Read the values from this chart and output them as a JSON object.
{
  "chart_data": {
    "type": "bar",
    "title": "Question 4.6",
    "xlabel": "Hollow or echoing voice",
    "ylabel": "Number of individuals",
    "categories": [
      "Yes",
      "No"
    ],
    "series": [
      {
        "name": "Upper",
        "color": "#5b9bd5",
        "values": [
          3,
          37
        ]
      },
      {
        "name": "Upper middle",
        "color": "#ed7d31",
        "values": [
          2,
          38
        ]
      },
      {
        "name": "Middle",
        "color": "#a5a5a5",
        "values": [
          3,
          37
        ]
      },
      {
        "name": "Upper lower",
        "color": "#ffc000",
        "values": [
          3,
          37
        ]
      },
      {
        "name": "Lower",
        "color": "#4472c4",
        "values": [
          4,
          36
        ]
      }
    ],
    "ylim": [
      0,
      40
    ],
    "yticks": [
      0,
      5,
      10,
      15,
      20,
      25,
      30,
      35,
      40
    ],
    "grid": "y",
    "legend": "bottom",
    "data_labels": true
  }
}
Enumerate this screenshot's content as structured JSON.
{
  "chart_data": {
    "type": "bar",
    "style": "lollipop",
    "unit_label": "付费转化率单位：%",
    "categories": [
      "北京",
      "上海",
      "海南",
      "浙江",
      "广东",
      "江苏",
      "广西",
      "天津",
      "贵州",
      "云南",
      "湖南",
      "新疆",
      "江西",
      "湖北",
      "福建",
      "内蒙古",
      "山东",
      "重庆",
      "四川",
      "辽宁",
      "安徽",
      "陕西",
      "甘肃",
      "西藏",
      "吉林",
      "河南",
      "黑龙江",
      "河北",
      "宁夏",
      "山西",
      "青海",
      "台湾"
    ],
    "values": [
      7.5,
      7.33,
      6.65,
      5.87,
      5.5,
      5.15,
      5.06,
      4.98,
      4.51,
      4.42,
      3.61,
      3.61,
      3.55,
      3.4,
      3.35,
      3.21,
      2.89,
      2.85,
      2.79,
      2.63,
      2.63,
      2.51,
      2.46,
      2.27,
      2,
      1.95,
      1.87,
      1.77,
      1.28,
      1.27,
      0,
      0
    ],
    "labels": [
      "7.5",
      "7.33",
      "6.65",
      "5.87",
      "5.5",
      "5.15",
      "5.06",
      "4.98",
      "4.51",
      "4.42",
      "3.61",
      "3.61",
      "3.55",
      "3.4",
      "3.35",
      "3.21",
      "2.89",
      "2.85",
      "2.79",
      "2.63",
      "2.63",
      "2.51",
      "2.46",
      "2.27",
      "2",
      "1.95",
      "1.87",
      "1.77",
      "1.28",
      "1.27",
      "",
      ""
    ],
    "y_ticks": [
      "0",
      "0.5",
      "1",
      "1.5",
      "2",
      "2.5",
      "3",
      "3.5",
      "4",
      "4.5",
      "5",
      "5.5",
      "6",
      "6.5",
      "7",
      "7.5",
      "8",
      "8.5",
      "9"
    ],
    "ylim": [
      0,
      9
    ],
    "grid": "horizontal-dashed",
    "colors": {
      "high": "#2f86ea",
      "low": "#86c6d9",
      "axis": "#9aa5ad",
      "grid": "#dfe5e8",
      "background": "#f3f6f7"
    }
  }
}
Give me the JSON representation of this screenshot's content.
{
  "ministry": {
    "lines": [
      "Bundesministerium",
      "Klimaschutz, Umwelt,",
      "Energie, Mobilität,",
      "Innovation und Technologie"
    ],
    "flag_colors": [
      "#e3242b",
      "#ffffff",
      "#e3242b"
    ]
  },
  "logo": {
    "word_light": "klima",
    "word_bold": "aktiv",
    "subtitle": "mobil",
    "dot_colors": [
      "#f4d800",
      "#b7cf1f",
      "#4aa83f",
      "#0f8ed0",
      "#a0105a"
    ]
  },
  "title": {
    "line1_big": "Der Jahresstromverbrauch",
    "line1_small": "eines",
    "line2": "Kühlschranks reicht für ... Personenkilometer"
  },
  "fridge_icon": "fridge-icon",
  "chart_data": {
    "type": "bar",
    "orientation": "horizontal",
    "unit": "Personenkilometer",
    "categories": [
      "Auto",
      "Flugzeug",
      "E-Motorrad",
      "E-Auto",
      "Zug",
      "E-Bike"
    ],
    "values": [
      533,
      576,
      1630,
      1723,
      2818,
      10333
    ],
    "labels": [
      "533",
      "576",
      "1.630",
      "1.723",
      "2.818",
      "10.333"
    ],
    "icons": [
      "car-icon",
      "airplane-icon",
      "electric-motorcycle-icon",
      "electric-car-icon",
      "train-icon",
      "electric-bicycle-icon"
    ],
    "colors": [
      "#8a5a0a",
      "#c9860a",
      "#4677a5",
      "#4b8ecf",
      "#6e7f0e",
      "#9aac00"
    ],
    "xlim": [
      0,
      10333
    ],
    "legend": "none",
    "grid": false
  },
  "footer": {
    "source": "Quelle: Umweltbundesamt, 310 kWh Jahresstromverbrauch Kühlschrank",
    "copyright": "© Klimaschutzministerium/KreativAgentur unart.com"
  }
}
● ● ● ● ● ● ●
- **PROBLEM TO SOLVE**
Can you reproduce all the material exactly?

- **COMPLETE ANSWER**
Read the values from this chart and output them as a JSON object.
{
  "chart_data": {
    "type": "bar",
    "title": "Question 4.6",
    "xlabel": "Hollow or echoing voice",
    "ylabel": "Number of individuals",
    "categories": [
      "Yes",
      "No"
    ],
    "series": [
      {
        "name": "Upper",
        "color": "#5b9bd5",
        "values": [
          3,
          37
        ]
      },
      {
        "name": "Upper middle",
        "color": "#ed7d31",
        "values": [
          2,
          38
        ]
      },
      {
        "name": "Middle",
        "color": "#a5a5a5",
        "values": [
          3,
          37
        ]
      },
      {
        "name": "Upper lower",
        "color": "#ffc000",
        "values": [
          3,
          37
        ]
      },
      {
        "name": "Lower",
        "color": "#4472c4",
        "values": [
          4,
          36
        ]
      }
    ],
    "ylim": [
      0,
      40
    ],
    "yticks": [
      0,
      5,
      10,
      15,
      20,
      25,
      30,
      35,
      40
    ],
    "grid": "y",
    "legend": "bottom",
    "data_labels": true
  }
}
Enumerate this screenshot's content as structured JSON.
{
  "chart_data": {
    "type": "bar",
    "style": "lollipop",
    "unit_label": "付费转化率单位：%",
    "categories": [
      "北京",
      "上海",
      "海南",
      "浙江",
      "广东",
      "江苏",
      "广西",
      "天津",
      "贵州",
      "云南",
      "湖南",
      "新疆",
      "江西",
      "湖北",
      "福建",
      "内蒙古",
      "山东",
      "重庆",
      "四川",
      "辽宁",
      "安徽",
      "陕西",
      "甘肃",
      "西藏",
      "吉林",
      "河南",
      "黑龙江",
      "河北",
      "宁夏",
      "山西",
      "青海",
      "台湾"
    ],
    "values": [
      7.5,
      7.33,
      6.65,
      5.87,
      5.5,
      5.15,
      5.06,
      4.98,
      4.51,
      4.42,
      3.61,
      3.61,
      3.55,
      3.4,
      3.35,
      3.21,
      2.89,
      2.85,
      2.79,
      2.63,
      2.63,
      2.51,
      2.46,
      2.27,
      2,
      1.95,
      1.87,
      1.77,
      1.28,
      1.27,
      0,
      0
    ],
    "labels": [
      "7.5",
      "7.33",
      "6.65",
      "5.87",
      "5.5",
      "5.15",
      "5.06",
      "4.98",
      "4.51",
      "4.42",
      "3.61",
      "3.61",
      "3.55",
      "3.4",
      "3.35",
      "3.21",
      "2.89",
      "2.85",
      "2.79",
      "2.63",
      "2.63",
      "2.51",
      "2.46",
      "2.27",
      "2",
      "1.95",
      "1.87",
      "1.77",
      "1.28",
      "1.27",
      "",
      ""
    ],
    "y_ticks": [
      "0",
      "0.5",
      "1",
      "1.5",
      "2",
      "2.5",
      "3",
      "3.5",
      "4",
      "4.5",
      "5",
      "5.5",
      "6",
      "6.5",
      "7",
      "7.5",
      "8",
      "8.5",
      "9"
    ],
    "ylim": [
      0,
      9
    ],
    "grid": "horizontal-dashed",
    "colors": {
      "high": "#2f86ea",
      "low": "#86c6d9",
      "axis": "#9aa5ad",
      "grid": "#dfe5e8",
      "background": "#f3f6f7"
    }
  }
}
Give me the JSON representation of this screenshot's content.
{
  "ministry": {
    "lines": [
      "Bundesministerium",
      "Klimaschutz, Umwelt,",
      "Energie, Mobilität,",
      "Innovation und Technologie"
    ],
    "flag_colors": [
      "#e3242b",
      "#ffffff",
      "#e3242b"
    ]
  },
  "logo": {
    "word_light": "klima",
    "word_bold": "aktiv",
    "subtitle": "mobil",
    "dot_colors": [
      "#f4d800",
      "#b7cf1f",
      "#4aa83f",
      "#0f8ed0",
      "#a0105a"
    ]
  },
  "title": {
    "line1_big": "Der Jahresstromverbrauch",
    "line1_small": "eines",
    "line2": "Kühlschranks reicht für ... Personenkilometer"
  },
  "fridge_icon": "fridge-icon",
  "chart_data": {
    "type": "bar",
    "orientation": "horizontal",
    "unit": "Personenkilometer",
    "categories": [
      "Auto",
      "Flugzeug",
      "E-Motorrad",
      "E-Auto",
      "Zug",
      "E-Bike"
    ],
    "values": [
      533,
      576,
      1630,
      1723,
      2818,
      10333
    ],
    "labels": [
      "533",
      "576",
      "1.630",
      "1.723",
      "2.818",
      "10.333"
    ],
    "icons": [
      "car-icon",
      "airplane-icon",
      "electric-motorcycle-icon",
      "electric-car-icon",
      "train-icon",
      "electric-bicycle-icon"
    ],
    "colors": [
      "#8a5a0a",
      "#c9860a",
      "#4677a5",
      "#4b8ecf",
      "#6e7f0e",
      "#9aac00"
    ],
    "xlim": [
      0,
      10333
    ],
    "legend": "none",
    "grid": false
  },
  "footer": {
    "source": "Quelle: Umweltbundesamt, 310 kWh Jahresstromverbrauch Kühlschrank",
    "copyright": "© Klimaschutzministerium/KreativAgentur unart.com"
  }
}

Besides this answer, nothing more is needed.